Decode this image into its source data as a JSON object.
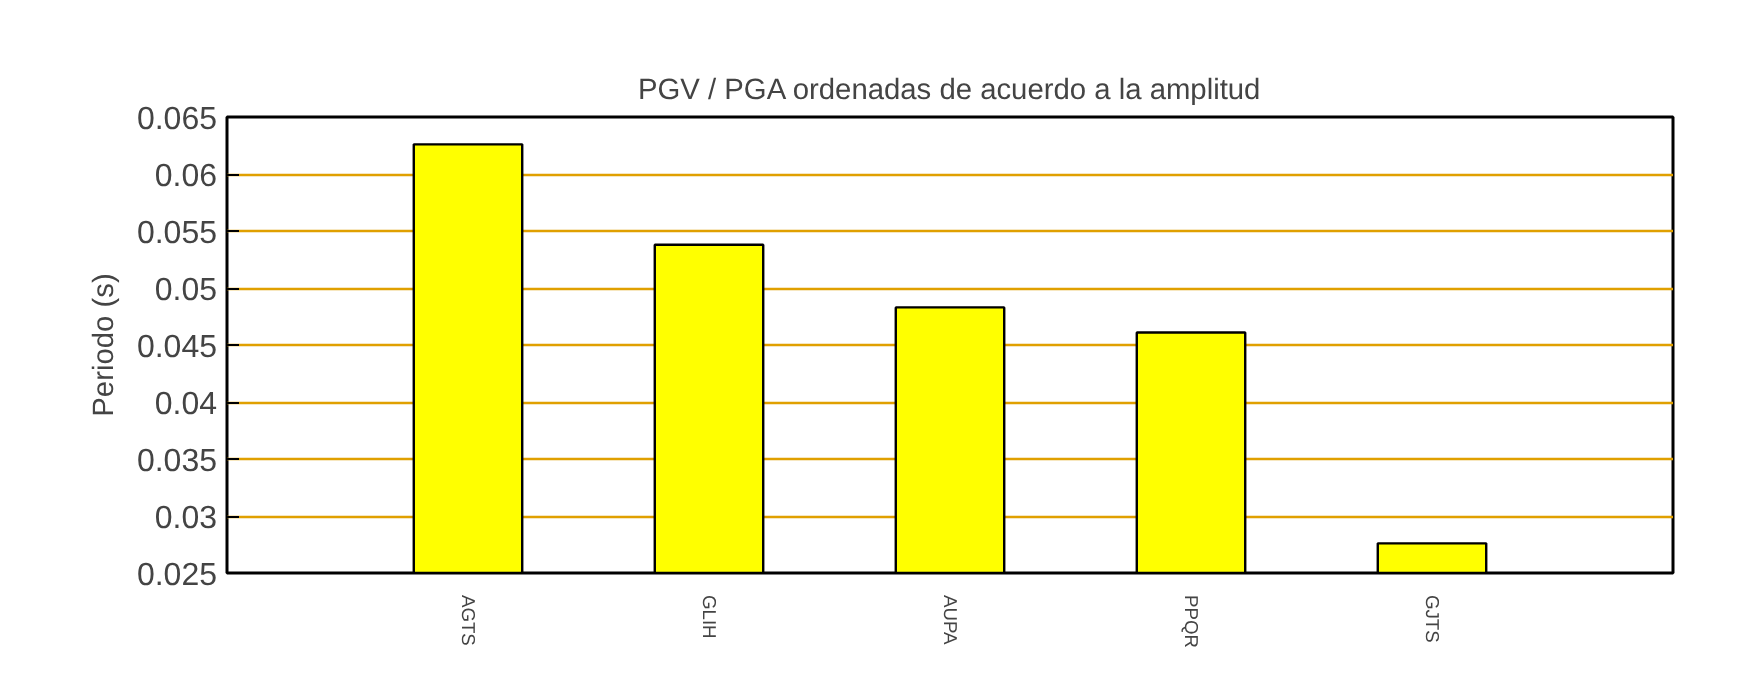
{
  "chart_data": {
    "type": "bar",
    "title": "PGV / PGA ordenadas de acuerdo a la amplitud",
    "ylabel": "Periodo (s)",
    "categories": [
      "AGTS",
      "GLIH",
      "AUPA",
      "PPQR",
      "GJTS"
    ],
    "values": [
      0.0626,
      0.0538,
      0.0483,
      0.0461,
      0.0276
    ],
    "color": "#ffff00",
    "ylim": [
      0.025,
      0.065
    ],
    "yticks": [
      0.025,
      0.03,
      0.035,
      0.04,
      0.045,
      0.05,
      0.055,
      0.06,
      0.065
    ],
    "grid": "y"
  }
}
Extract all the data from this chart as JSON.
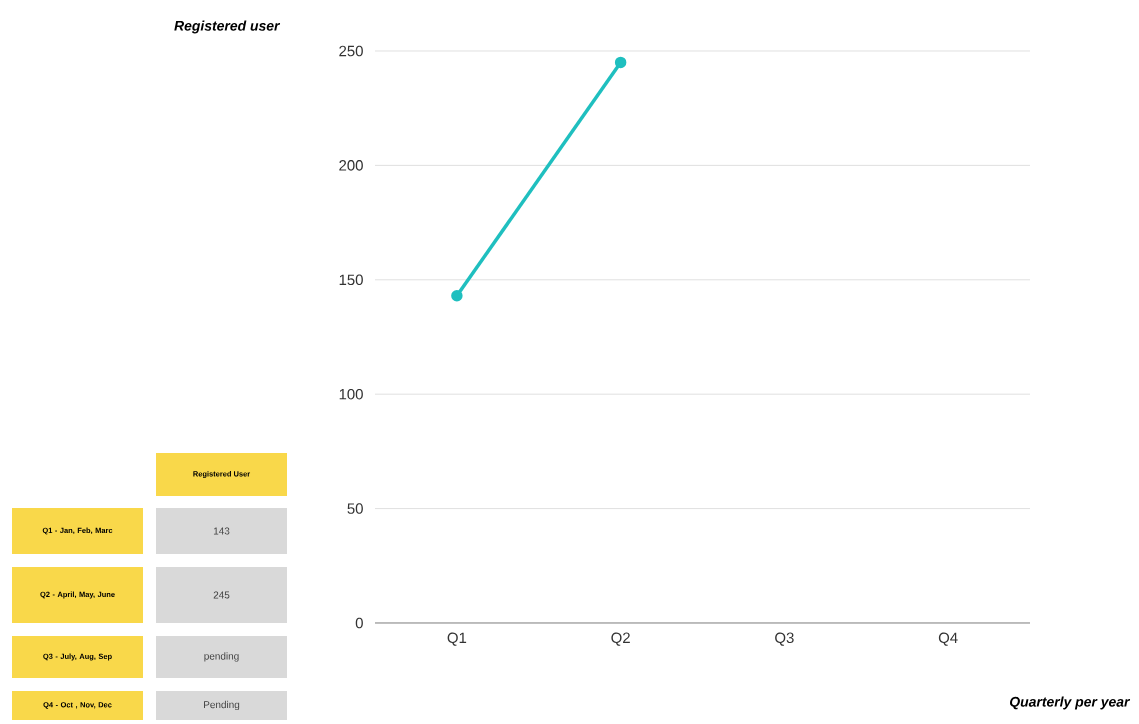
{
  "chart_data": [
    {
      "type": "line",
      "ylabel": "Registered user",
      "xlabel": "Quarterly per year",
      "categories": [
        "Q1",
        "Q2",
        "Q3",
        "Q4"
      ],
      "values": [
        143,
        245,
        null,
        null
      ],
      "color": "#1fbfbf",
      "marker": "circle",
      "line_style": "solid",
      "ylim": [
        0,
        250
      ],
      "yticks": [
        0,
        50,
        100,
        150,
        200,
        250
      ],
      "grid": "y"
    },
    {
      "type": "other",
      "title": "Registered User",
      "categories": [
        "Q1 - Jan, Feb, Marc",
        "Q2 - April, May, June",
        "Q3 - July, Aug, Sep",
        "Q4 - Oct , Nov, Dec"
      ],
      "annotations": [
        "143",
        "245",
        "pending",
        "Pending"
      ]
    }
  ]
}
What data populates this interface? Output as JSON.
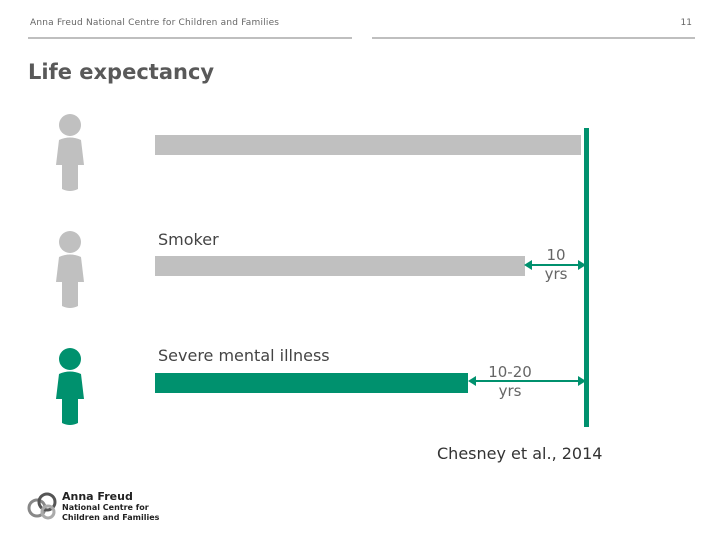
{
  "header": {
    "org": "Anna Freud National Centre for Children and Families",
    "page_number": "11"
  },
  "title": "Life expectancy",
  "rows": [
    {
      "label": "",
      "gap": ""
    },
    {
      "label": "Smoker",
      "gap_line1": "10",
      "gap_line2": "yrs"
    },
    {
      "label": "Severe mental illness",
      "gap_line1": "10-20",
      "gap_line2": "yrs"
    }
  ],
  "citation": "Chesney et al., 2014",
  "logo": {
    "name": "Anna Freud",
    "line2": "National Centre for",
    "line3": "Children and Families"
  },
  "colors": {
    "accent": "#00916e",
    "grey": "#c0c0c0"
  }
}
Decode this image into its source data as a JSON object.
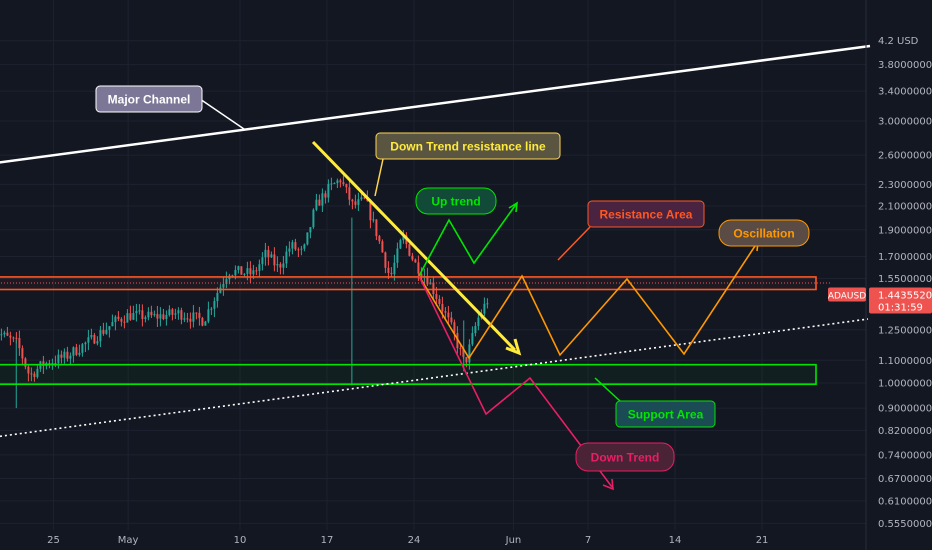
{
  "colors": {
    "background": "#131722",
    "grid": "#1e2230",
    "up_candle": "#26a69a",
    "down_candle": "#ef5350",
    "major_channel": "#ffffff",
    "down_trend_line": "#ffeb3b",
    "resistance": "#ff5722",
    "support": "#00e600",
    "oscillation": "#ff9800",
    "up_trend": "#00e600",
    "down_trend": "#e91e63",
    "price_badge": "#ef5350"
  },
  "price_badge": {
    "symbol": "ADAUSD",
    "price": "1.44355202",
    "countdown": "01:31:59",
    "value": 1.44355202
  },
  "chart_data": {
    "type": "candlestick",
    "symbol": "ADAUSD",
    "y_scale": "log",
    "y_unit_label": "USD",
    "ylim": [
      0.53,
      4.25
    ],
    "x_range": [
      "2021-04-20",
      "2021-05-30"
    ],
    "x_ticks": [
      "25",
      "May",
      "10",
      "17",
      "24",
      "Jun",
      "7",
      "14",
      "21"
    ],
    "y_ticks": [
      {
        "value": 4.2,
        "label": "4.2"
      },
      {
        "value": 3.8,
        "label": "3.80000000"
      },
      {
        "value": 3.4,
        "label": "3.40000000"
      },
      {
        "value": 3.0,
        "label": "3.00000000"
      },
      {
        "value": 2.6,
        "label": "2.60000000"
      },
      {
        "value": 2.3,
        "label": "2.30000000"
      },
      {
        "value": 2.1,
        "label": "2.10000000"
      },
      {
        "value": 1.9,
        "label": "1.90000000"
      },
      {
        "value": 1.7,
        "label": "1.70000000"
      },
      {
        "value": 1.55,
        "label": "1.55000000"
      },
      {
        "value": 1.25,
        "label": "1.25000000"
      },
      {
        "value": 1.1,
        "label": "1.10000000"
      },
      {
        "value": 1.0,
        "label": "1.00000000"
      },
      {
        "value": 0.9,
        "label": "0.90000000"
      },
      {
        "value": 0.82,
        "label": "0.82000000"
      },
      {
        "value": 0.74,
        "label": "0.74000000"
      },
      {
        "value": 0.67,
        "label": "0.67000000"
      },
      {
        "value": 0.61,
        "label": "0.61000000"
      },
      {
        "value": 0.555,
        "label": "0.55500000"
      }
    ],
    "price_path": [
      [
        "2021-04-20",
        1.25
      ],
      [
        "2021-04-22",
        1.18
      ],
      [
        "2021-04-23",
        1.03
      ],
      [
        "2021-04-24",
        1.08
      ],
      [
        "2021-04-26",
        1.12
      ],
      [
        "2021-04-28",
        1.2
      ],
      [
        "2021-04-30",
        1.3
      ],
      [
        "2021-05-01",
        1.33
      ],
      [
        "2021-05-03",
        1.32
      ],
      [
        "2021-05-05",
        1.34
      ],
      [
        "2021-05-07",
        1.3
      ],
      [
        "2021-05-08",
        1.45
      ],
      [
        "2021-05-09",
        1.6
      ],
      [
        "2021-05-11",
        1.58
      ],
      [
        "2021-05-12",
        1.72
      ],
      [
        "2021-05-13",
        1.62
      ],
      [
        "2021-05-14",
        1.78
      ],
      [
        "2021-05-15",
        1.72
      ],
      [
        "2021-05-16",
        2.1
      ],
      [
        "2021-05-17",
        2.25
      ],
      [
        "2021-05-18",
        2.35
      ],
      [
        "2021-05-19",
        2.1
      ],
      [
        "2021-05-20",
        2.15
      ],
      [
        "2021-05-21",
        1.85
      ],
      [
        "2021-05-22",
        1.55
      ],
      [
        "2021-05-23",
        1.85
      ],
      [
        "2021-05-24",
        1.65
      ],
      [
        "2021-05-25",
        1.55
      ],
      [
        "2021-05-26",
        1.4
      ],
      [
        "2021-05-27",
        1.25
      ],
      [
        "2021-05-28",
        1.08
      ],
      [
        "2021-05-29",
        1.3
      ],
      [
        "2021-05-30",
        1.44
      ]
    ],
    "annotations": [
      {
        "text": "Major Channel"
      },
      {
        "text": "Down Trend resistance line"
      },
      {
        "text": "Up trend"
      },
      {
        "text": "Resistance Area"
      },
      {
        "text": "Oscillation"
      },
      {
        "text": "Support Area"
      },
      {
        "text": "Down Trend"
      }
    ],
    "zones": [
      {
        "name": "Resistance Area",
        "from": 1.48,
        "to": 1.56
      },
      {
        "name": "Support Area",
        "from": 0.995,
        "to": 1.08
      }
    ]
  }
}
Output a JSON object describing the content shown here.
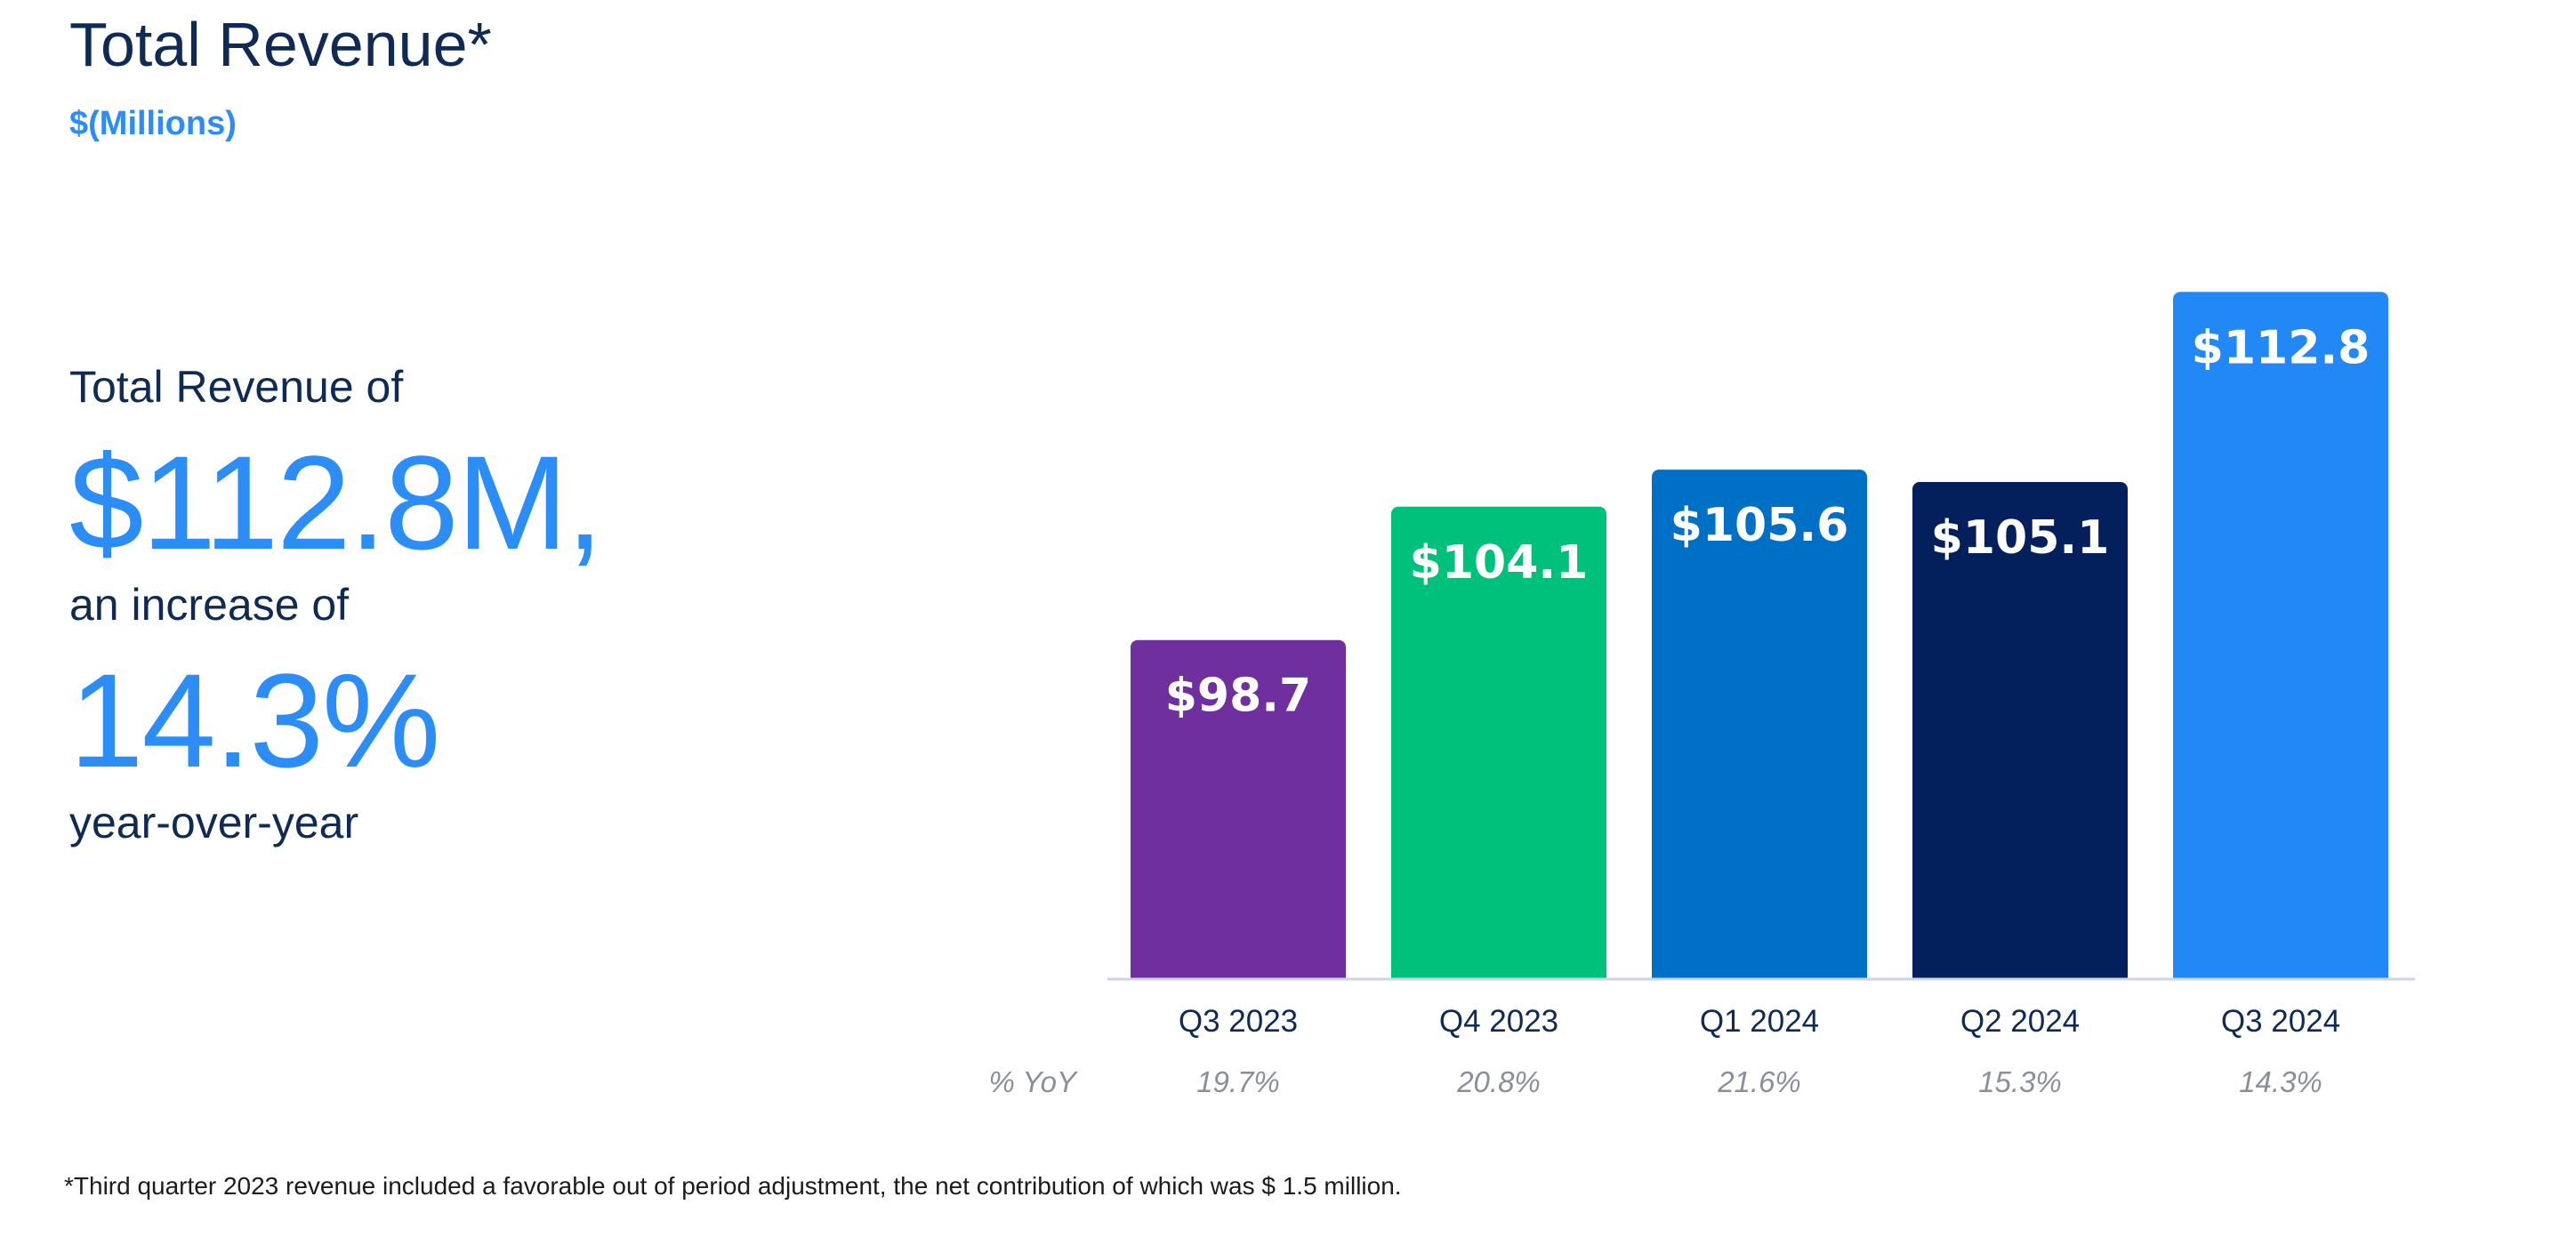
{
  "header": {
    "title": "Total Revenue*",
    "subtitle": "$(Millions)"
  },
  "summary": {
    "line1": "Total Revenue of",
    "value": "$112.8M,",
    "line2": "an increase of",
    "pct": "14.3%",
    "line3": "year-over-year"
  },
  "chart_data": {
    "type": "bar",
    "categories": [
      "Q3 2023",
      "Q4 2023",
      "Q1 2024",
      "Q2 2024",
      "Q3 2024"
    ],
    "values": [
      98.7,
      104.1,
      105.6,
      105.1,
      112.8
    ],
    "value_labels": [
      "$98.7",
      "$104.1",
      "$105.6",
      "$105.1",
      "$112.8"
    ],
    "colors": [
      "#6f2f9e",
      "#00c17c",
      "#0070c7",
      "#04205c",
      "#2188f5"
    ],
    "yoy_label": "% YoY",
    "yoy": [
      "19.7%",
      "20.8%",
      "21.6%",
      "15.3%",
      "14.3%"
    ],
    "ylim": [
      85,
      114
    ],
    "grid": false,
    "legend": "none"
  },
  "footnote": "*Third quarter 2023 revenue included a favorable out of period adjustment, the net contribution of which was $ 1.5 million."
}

***

GIVEN REQUEST
Search the material above for "Centre". Pull out each line where it shows up.

THE SOLUTION
    "org": "Anna Freud National Centre for Children and Families",
    "line2": "National Centre for",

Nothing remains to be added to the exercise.